THE EXERCISE:
Your task is to copy the listing exactly. Drop any pictures from the copy.

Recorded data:
========

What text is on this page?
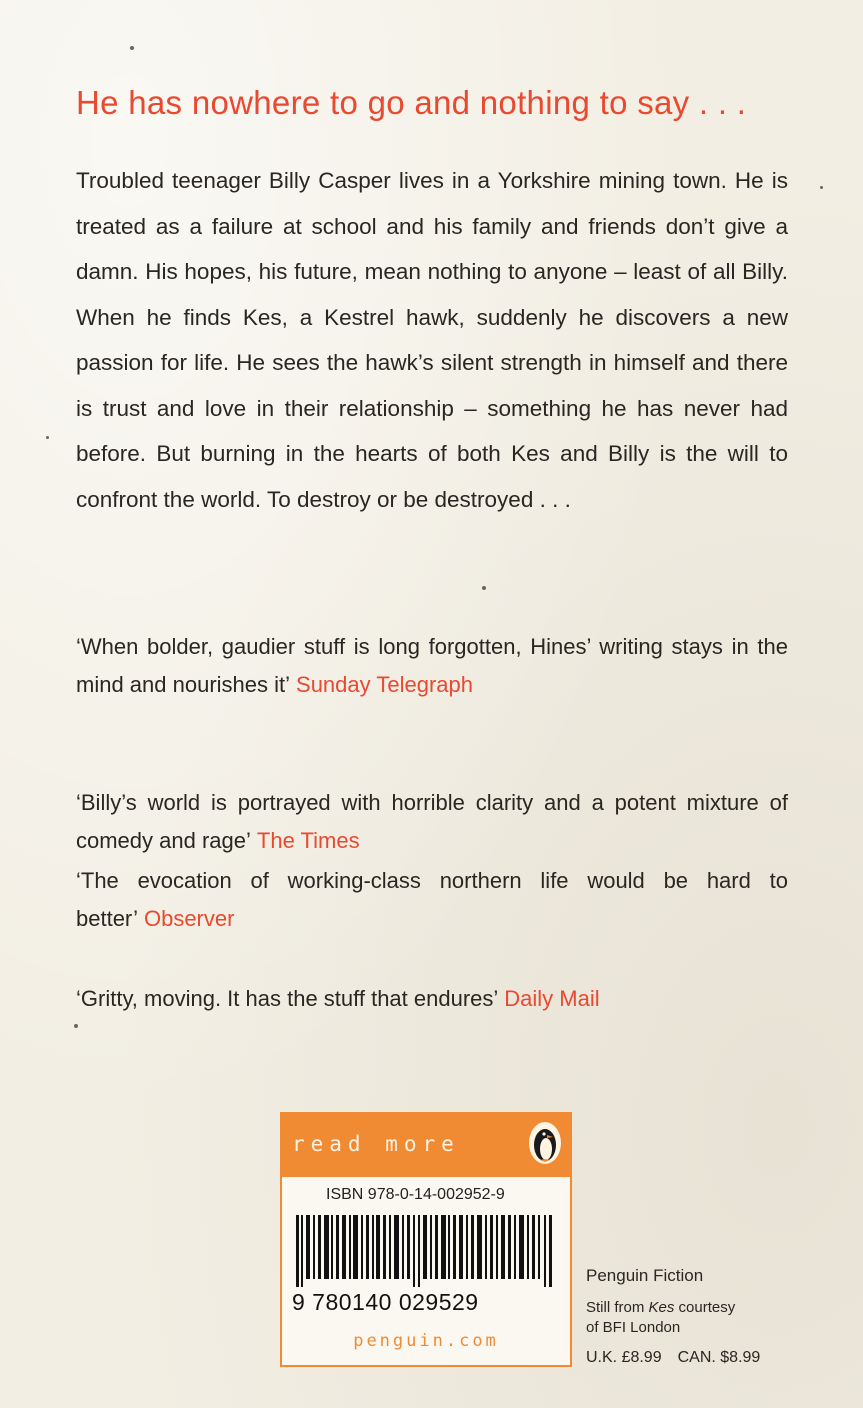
He has nowhere to go and nothing to say . . .
Troubled teenager Billy Casper lives in a Yorkshire mining town. He is treated as a failure at school and his family and friends don’t give a damn. His hopes, his future, mean nothing to anyone – least of all Billy. When he finds Kes, a Kestrel hawk, suddenly he discovers a new passion for life. He sees the hawk’s silent strength in himself and there is trust and love in their relationship – something he has never had before. But burning in the hearts of both Kes and Billy is the will to confront the world. To destroy or be destroyed . . .
‘When bolder, gaudier stuff is long forgotten, Hines’ writing stays in the mind and nourishes it’ Sunday Telegraph
‘Billy’s world is portrayed with horrible clarity and a potent mixture of comedy and rage’ The Times
‘The evocation of working-class northern life would be hard to better’ Observer
‘Gritty, moving. It has the stuff that endures’ Daily Mail
read more
ISBN 978-0-14-002952-9
9 780140 029529
penguin.com
Penguin Fiction
Still from Kes courtesy
of BFI London
U.K. £8.99 CAN. $8.99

========

REPLY:
What text is on this page?
He has nowhere to go and nothing to say . . .
Troubled teenager Billy Casper lives in a Yorkshire mining town. He is treated as a failure at school and his family and friends don’t give a damn. His hopes, his future, mean nothing to anyone – least of all Billy. When he finds Kes, a Kestrel hawk, suddenly he discovers a new passion for life. He sees the hawk’s silent strength in himself and there is trust and love in their relationship – something he has never had before. But burning in the hearts of both Kes and Billy is the will to confront the world. To destroy or be destroyed . . .
‘When bolder, gaudier stuff is long forgotten, Hines’ writing stays in the mind and nourishes it’ Sunday Telegraph
‘Billy’s world is portrayed with horrible clarity and a potent mixture of comedy and rage’ The Times
‘The evocation of working-class northern life would be hard to better’ Observer
‘Gritty, moving. It has the stuff that endures’ Daily Mail
read more
ISBN 978-0-14-002952-9
9 780140 029529
penguin.com
Penguin Fiction
Still from Kes courtesy
of BFI London
U.K. £8.99 CAN. $8.99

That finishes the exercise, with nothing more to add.